╭─ DATA ENTRIES

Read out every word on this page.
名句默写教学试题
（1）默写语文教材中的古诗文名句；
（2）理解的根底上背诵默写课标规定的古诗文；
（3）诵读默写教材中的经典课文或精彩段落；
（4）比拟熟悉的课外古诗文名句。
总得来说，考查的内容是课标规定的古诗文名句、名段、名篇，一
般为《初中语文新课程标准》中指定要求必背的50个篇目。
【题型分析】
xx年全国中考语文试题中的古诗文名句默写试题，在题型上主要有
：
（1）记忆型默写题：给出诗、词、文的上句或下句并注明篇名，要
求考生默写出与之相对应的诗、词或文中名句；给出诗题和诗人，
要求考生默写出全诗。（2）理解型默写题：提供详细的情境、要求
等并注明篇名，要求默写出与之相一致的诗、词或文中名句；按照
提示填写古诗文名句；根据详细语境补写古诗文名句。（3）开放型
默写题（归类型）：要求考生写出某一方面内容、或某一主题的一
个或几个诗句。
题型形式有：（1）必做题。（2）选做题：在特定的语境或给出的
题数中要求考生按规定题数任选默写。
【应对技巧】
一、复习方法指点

╰─

*EXERCISE INSTRUCTIONS*.
Each line of the material above must be retyped precisely.

*RESPONSE FOR THIS EXERCISE*.
Read out every word on this page.
名句默写教学试题
（1）默写语文教材中的古诗文名句；
（2）理解的根底上背诵默写课标规定的古诗文；
（3）诵读默写教材中的经典课文或精彩段落；
（4）比拟熟悉的课外古诗文名句。
总得来说，考查的内容是课标规定的古诗文名句、名段、名篇，一
般为《初中语文新课程标准》中指定要求必背的50个篇目。
【题型分析】
xx年全国中考语文试题中的古诗文名句默写试题，在题型上主要有
：
（1）记忆型默写题：给出诗、词、文的上句或下句并注明篇名，要
求考生默写出与之相对应的诗、词或文中名句；给出诗题和诗人，
要求考生默写出全诗。（2）理解型默写题：提供详细的情境、要求
等并注明篇名，要求默写出与之相一致的诗、词或文中名句；按照
提示填写古诗文名句；根据详细语境补写古诗文名句。（3）开放型
默写题（归类型）：要求考生写出某一方面内容、或某一主题的一
个或几个诗句。
题型形式有：（1）必做题。（2）选做题：在特定的语境或给出的
题数中要求考生按规定题数任选默写。
【应对技巧】
一、复习方法指点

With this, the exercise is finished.